Restate each entry word for word, leaving nothing out.

--- Start Task data ---

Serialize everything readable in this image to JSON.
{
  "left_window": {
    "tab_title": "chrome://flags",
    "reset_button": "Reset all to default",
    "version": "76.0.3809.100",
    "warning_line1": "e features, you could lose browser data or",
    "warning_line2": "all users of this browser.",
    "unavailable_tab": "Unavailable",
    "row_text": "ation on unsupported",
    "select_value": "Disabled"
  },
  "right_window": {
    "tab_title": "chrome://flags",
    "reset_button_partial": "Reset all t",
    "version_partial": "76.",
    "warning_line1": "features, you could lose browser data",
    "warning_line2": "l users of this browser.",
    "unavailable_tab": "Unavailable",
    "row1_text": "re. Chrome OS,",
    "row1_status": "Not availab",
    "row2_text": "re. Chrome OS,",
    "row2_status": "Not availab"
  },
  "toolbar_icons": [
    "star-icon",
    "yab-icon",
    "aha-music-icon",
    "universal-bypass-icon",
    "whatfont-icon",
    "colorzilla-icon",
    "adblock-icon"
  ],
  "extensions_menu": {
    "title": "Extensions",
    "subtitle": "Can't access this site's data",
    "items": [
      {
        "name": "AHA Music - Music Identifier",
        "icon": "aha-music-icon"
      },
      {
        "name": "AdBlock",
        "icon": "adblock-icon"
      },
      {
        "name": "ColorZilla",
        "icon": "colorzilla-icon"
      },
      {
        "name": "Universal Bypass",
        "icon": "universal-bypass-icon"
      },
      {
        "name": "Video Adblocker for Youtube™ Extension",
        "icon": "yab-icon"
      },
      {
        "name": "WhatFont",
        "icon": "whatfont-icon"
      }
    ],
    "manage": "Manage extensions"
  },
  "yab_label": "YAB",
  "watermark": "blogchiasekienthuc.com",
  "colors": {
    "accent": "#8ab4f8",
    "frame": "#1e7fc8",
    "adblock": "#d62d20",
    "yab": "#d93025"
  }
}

--- End Task data ---

**Reply to the task:**
Serialize everything readable in this image to JSON.
{
  "left_window": {
    "tab_title": "chrome://flags",
    "reset_button": "Reset all to default",
    "version": "76.0.3809.100",
    "warning_line1": "e features, you could lose browser data or",
    "warning_line2": "all users of this browser.",
    "unavailable_tab": "Unavailable",
    "row_text": "ation on unsupported",
    "select_value": "Disabled"
  },
  "right_window": {
    "tab_title": "chrome://flags",
    "reset_button_partial": "Reset all t",
    "version_partial": "76.",
    "warning_line1": "features, you could lose browser data",
    "warning_line2": "l users of this browser.",
    "unavailable_tab": "Unavailable",
    "row1_text": "re. Chrome OS,",
    "row1_status": "Not availab",
    "row2_text": "re. Chrome OS,",
    "row2_status": "Not availab"
  },
  "toolbar_icons": [
    "star-icon",
    "yab-icon",
    "aha-music-icon",
    "universal-bypass-icon",
    "whatfont-icon",
    "colorzilla-icon",
    "adblock-icon"
  ],
  "extensions_menu": {
    "title": "Extensions",
    "subtitle": "Can't access this site's data",
    "items": [
      {
        "name": "AHA Music - Music Identifier",
        "icon": "aha-music-icon"
      },
      {
        "name": "AdBlock",
        "icon": "adblock-icon"
      },
      {
        "name": "ColorZilla",
        "icon": "colorzilla-icon"
      },
      {
        "name": "Universal Bypass",
        "icon": "universal-bypass-icon"
      },
      {
        "name": "Video Adblocker for Youtube™ Extension",
        "icon": "yab-icon"
      },
      {
        "name": "WhatFont",
        "icon": "whatfont-icon"
      }
    ],
    "manage": "Manage extensions"
  },
  "yab_label": "YAB",
  "watermark": "blogchiasekienthuc.com",
  "colors": {
    "accent": "#8ab4f8",
    "frame": "#1e7fc8",
    "adblock": "#d62d20",
    "yab": "#d93025"
  }
}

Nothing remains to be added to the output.